* **What is being asked**
Examine the data line by line and report how many lines include the word "bytes", with no additional output.

* **Material to process**
________

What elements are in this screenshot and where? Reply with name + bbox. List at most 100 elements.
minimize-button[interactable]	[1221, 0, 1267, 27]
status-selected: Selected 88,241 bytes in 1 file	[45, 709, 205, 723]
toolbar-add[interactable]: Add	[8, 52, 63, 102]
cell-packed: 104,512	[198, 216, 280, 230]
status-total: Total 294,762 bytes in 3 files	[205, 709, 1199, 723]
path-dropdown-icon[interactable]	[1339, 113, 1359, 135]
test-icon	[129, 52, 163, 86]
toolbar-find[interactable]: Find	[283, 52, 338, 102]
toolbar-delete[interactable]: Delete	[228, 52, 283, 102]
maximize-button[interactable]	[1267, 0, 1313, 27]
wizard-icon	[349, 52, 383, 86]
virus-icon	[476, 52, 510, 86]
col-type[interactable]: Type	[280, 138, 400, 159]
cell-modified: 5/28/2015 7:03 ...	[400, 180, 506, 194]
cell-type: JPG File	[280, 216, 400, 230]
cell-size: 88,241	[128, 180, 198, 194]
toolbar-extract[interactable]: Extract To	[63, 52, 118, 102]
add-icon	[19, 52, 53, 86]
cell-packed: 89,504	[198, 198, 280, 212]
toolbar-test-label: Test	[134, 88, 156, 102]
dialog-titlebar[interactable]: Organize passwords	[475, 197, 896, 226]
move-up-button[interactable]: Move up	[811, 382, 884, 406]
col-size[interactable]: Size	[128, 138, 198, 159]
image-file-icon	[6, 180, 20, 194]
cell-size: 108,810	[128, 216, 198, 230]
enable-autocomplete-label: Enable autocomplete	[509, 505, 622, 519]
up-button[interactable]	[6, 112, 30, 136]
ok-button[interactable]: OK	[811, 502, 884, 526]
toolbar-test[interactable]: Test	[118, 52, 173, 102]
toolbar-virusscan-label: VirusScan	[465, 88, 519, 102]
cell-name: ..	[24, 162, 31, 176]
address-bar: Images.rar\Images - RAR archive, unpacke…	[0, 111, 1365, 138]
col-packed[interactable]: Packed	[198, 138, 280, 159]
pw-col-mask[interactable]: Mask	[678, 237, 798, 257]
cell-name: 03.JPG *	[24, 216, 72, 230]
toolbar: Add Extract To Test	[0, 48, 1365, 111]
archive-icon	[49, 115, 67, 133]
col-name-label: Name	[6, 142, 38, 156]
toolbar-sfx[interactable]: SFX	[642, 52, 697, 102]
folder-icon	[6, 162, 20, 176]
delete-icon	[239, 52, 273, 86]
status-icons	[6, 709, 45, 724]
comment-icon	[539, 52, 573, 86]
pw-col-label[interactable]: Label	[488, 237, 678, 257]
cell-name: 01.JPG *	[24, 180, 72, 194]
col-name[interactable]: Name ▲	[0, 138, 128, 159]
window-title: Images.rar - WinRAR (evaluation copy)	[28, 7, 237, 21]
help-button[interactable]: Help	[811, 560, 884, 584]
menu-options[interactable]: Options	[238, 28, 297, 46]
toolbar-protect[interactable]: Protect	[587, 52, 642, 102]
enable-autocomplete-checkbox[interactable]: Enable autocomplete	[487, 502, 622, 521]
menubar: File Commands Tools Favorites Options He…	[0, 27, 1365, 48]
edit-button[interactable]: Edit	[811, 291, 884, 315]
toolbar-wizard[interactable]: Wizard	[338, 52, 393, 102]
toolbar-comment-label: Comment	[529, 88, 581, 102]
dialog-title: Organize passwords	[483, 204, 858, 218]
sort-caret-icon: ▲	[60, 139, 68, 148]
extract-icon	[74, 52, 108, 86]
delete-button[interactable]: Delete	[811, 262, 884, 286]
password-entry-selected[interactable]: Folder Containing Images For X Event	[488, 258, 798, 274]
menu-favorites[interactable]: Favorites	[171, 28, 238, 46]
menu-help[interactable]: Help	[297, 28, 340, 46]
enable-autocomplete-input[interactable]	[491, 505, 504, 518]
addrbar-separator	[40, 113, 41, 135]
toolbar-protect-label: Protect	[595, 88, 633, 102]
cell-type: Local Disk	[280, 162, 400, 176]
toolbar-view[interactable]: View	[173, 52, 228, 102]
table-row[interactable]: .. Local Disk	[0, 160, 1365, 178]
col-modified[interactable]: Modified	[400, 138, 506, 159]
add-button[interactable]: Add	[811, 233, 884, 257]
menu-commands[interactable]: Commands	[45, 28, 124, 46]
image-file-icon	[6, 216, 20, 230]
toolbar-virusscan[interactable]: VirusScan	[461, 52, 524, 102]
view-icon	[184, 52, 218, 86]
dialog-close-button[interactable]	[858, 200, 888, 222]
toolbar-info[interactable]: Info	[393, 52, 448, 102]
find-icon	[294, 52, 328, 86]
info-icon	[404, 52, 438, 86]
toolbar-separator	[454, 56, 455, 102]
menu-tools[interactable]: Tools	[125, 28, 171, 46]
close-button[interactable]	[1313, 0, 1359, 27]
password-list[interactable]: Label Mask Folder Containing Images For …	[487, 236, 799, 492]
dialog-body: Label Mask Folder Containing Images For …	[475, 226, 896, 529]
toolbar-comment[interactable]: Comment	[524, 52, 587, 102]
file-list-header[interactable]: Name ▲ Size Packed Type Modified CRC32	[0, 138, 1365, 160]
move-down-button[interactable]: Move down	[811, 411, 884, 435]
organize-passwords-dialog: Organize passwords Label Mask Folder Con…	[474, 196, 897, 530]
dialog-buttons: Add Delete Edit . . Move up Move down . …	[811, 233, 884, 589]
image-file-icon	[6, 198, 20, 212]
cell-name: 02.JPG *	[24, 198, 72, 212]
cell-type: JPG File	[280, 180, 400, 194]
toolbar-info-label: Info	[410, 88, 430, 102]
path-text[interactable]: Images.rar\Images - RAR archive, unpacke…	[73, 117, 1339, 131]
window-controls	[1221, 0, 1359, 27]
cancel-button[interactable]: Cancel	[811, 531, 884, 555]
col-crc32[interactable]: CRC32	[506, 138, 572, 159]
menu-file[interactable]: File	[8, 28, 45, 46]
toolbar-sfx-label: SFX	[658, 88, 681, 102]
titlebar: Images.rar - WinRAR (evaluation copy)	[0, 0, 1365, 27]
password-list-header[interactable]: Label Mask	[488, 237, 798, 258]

________

* **Response to this exercise**
2